* begin Given entries *
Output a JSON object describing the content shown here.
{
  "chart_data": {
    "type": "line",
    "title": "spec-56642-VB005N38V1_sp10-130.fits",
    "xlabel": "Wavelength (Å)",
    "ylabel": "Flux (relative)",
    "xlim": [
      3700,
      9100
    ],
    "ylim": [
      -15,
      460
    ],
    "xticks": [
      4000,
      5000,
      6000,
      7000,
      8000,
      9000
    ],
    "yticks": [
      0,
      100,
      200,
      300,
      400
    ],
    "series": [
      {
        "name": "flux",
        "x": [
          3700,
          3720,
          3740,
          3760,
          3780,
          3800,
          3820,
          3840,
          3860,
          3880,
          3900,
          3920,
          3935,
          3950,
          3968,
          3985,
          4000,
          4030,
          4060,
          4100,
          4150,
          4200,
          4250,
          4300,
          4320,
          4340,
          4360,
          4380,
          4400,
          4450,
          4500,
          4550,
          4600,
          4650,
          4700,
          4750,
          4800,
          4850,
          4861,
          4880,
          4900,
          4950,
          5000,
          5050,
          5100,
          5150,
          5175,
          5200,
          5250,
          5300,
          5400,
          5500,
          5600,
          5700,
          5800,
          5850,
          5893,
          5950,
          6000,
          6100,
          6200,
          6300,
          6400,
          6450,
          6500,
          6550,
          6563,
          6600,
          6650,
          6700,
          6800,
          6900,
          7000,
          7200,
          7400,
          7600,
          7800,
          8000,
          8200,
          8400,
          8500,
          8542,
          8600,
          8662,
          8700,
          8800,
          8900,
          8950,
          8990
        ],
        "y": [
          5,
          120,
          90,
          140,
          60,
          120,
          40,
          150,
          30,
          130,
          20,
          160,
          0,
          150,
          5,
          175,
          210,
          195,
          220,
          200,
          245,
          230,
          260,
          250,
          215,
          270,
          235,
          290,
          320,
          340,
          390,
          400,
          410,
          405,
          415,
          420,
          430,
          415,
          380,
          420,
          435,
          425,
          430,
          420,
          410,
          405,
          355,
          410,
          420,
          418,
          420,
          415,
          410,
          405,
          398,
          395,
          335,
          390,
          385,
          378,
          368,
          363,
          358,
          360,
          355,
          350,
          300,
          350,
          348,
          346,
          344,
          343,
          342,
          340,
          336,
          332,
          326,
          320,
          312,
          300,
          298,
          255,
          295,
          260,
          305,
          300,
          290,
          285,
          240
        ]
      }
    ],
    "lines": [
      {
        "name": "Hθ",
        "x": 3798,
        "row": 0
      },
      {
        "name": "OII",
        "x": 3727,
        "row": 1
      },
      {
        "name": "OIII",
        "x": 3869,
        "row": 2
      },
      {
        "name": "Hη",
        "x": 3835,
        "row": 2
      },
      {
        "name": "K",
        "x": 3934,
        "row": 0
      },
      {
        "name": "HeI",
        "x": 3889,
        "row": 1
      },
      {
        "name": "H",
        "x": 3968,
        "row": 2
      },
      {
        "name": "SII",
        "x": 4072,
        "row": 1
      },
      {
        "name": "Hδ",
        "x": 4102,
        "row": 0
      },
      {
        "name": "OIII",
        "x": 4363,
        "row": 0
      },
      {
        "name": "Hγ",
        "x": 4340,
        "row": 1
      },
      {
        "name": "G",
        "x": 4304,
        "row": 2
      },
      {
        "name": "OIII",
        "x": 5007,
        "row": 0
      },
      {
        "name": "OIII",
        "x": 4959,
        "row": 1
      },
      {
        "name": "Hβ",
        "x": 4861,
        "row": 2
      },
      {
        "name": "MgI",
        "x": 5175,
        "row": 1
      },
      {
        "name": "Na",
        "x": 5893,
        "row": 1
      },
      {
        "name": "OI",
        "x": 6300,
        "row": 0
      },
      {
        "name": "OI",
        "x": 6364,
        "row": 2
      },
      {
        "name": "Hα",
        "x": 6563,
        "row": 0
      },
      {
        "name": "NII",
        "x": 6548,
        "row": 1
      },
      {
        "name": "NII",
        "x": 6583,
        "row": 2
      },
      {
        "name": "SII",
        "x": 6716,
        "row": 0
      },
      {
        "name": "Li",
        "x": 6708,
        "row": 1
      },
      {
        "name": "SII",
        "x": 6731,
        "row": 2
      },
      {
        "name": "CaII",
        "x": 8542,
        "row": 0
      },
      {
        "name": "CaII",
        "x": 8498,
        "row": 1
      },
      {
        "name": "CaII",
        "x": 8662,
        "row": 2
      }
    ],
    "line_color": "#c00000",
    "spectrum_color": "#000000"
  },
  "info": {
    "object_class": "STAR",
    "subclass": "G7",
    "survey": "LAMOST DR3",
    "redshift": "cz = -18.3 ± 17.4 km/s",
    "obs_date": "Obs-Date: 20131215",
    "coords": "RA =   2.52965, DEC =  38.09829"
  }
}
* end Given entries *
**Instructions for the task**
Output the records verbatim, from the first line to the last.

**Written answer**
Output a JSON object describing the content shown here.
{
  "chart_data": {
    "type": "line",
    "title": "spec-56642-VB005N38V1_sp10-130.fits",
    "xlabel": "Wavelength (Å)",
    "ylabel": "Flux (relative)",
    "xlim": [
      3700,
      9100
    ],
    "ylim": [
      -15,
      460
    ],
    "xticks": [
      4000,
      5000,
      6000,
      7000,
      8000,
      9000
    ],
    "yticks": [
      0,
      100,
      200,
      300,
      400
    ],
    "series": [
      {
        "name": "flux",
        "x": [
          3700,
          3720,
          3740,
          3760,
          3780,
          3800,
          3820,
          3840,
          3860,
          3880,
          3900,
          3920,
          3935,
          3950,
          3968,
          3985,
          4000,
          4030,
          4060,
          4100,
          4150,
          4200,
          4250,
          4300,
          4320,
          4340,
          4360,
          4380,
          4400,
          4450,
          4500,
          4550,
          4600,
          4650,
          4700,
          4750,
          4800,
          4850,
          4861,
          4880,
          4900,
          4950,
          5000,
          5050,
          5100,
          5150,
          5175,
          5200,
          5250,
          5300,
          5400,
          5500,
          5600,
          5700,
          5800,
          5850,
          5893,
          5950,
          6000,
          6100,
          6200,
          6300,
          6400,
          6450,
          6500,
          6550,
          6563,
          6600,
          6650,
          6700,
          6800,
          6900,
          7000,
          7200,
          7400,
          7600,
          7800,
          8000,
          8200,
          8400,
          8500,
          8542,
          8600,
          8662,
          8700,
          8800,
          8900,
          8950,
          8990
        ],
        "y": [
          5,
          120,
          90,
          140,
          60,
          120,
          40,
          150,
          30,
          130,
          20,
          160,
          0,
          150,
          5,
          175,
          210,
          195,
          220,
          200,
          245,
          230,
          260,
          250,
          215,
          270,
          235,
          290,
          320,
          340,
          390,
          400,
          410,
          405,
          415,
          420,
          430,
          415,
          380,
          420,
          435,
          425,
          430,
          420,
          410,
          405,
          355,
          410,
          420,
          418,
          420,
          415,
          410,
          405,
          398,
          395,
          335,
          390,
          385,
          378,
          368,
          363,
          358,
          360,
          355,
          350,
          300,
          350,
          348,
          346,
          344,
          343,
          342,
          340,
          336,
          332,
          326,
          320,
          312,
          300,
          298,
          255,
          295,
          260,
          305,
          300,
          290,
          285,
          240
        ]
      }
    ],
    "lines": [
      {
        "name": "Hθ",
        "x": 3798,
        "row": 0
      },
      {
        "name": "OII",
        "x": 3727,
        "row": 1
      },
      {
        "name": "OIII",
        "x": 3869,
        "row": 2
      },
      {
        "name": "Hη",
        "x": 3835,
        "row": 2
      },
      {
        "name": "K",
        "x": 3934,
        "row": 0
      },
      {
        "name": "HeI",
        "x": 3889,
        "row": 1
      },
      {
        "name": "H",
        "x": 3968,
        "row": 2
      },
      {
        "name": "SII",
        "x": 4072,
        "row": 1
      },
      {
        "name": "Hδ",
        "x": 4102,
        "row": 0
      },
      {
        "name": "OIII",
        "x": 4363,
        "row": 0
      },
      {
        "name": "Hγ",
        "x": 4340,
        "row": 1
      },
      {
        "name": "G",
        "x": 4304,
        "row": 2
      },
      {
        "name": "OIII",
        "x": 5007,
        "row": 0
      },
      {
        "name": "OIII",
        "x": 4959,
        "row": 1
      },
      {
        "name": "Hβ",
        "x": 4861,
        "row": 2
      },
      {
        "name": "MgI",
        "x": 5175,
        "row": 1
      },
      {
        "name": "Na",
        "x": 5893,
        "row": 1
      },
      {
        "name": "OI",
        "x": 6300,
        "row": 0
      },
      {
        "name": "OI",
        "x": 6364,
        "row": 2
      },
      {
        "name": "Hα",
        "x": 6563,
        "row": 0
      },
      {
        "name": "NII",
        "x": 6548,
        "row": 1
      },
      {
        "name": "NII",
        "x": 6583,
        "row": 2
      },
      {
        "name": "SII",
        "x": 6716,
        "row": 0
      },
      {
        "name": "Li",
        "x": 6708,
        "row": 1
      },
      {
        "name": "SII",
        "x": 6731,
        "row": 2
      },
      {
        "name": "CaII",
        "x": 8542,
        "row": 0
      },
      {
        "name": "CaII",
        "x": 8498,
        "row": 1
      },
      {
        "name": "CaII",
        "x": 8662,
        "row": 2
      }
    ],
    "line_color": "#c00000",
    "spectrum_color": "#000000"
  },
  "info": {
    "object_class": "STAR",
    "subclass": "G7",
    "survey": "LAMOST DR3",
    "redshift": "cz = -18.3 ± 17.4 km/s",
    "obs_date": "Obs-Date: 20131215",
    "coords": "RA =   2.52965, DEC =  38.09829"
  }
}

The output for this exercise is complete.